WRITTEN PROBLEM:
Copy out each line containing "first" from the entries below.

DATA ROWS:
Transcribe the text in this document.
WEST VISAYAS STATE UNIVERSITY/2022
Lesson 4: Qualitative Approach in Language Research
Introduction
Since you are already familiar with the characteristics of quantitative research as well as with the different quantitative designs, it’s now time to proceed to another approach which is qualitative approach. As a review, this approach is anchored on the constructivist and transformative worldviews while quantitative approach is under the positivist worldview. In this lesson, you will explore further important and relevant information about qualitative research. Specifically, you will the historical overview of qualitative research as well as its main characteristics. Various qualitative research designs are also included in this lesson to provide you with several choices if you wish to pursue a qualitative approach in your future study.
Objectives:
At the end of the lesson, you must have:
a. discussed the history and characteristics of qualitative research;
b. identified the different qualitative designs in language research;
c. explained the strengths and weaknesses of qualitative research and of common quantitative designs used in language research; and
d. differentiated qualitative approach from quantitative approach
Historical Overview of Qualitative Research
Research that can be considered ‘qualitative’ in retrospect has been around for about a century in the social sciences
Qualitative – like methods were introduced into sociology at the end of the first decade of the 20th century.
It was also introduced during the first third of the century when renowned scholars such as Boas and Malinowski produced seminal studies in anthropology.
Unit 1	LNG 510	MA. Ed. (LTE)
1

SOLUTION:
Qualitative – like methods were introduced into sociology at the end of the first decade of the 20th century.
It was also introduced during the first third of the century when renowned scholars such as Boas and Malinowski produced seminal studies in anthropology.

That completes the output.